■ Exercise
Exactly as given, repeat all of the entries.

■ Dataset content
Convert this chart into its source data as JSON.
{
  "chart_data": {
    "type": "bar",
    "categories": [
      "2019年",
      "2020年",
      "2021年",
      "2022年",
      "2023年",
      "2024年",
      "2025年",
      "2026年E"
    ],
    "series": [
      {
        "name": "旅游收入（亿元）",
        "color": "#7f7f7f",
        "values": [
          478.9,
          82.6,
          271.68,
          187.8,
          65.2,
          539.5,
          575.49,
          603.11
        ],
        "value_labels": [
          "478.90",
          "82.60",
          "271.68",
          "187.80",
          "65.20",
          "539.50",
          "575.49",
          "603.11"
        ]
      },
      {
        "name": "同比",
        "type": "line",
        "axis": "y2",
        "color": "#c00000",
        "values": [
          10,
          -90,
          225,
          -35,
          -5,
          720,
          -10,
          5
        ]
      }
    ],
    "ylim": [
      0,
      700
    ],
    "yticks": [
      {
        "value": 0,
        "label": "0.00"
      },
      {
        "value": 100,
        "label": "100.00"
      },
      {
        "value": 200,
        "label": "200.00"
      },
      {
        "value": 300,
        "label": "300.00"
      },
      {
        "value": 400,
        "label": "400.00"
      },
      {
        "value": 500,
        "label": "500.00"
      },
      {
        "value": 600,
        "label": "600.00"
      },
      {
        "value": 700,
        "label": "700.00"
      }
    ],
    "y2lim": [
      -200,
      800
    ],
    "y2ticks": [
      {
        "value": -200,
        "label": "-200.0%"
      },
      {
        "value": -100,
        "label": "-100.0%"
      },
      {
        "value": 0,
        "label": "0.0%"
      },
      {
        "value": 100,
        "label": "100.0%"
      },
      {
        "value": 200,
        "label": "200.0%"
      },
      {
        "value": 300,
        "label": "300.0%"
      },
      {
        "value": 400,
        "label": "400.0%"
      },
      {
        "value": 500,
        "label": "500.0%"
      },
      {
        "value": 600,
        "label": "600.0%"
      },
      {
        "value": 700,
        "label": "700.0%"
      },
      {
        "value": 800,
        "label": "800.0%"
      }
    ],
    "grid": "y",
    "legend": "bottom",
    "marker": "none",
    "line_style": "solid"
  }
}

■ Solution
Convert this chart into its source data as JSON.
{
  "chart_data": {
    "type": "bar",
    "categories": [
      "2019年",
      "2020年",
      "2021年",
      "2022年",
      "2023年",
      "2024年",
      "2025年",
      "2026年E"
    ],
    "series": [
      {
        "name": "旅游收入（亿元）",
        "color": "#7f7f7f",
        "values": [
          478.9,
          82.6,
          271.68,
          187.8,
          65.2,
          539.5,
          575.49,
          603.11
        ],
        "value_labels": [
          "478.90",
          "82.60",
          "271.68",
          "187.80",
          "65.20",
          "539.50",
          "575.49",
          "603.11"
        ]
      },
      {
        "name": "同比",
        "type": "line",
        "axis": "y2",
        "color": "#c00000",
        "values": [
          10,
          -90,
          225,
          -35,
          -5,
          720,
          -10,
          5
        ]
      }
    ],
    "ylim": [
      0,
      700
    ],
    "yticks": [
      {
        "value": 0,
        "label": "0.00"
      },
      {
        "value": 100,
        "label": "100.00"
      },
      {
        "value": 200,
        "label": "200.00"
      },
      {
        "value": 300,
        "label": "300.00"
      },
      {
        "value": 400,
        "label": "400.00"
      },
      {
        "value": 500,
        "label": "500.00"
      },
      {
        "value": 600,
        "label": "600.00"
      },
      {
        "value": 700,
        "label": "700.00"
      }
    ],
    "y2lim": [
      -200,
      800
    ],
    "y2ticks": [
      {
        "value": -200,
        "label": "-200.0%"
      },
      {
        "value": -100,
        "label": "-100.0%"
      },
      {
        "value": 0,
        "label": "0.0%"
      },
      {
        "value": 100,
        "label": "100.0%"
      },
      {
        "value": 200,
        "label": "200.0%"
      },
      {
        "value": 300,
        "label": "300.0%"
      },
      {
        "value": 400,
        "label": "400.0%"
      },
      {
        "value": 500,
        "label": "500.0%"
      },
      {
        "value": 600,
        "label": "600.0%"
      },
      {
        "value": 700,
        "label": "700.0%"
      },
      {
        "value": 800,
        "label": "800.0%"
      }
    ],
    "grid": "y",
    "legend": "bottom",
    "marker": "none",
    "line_style": "solid"
  }
}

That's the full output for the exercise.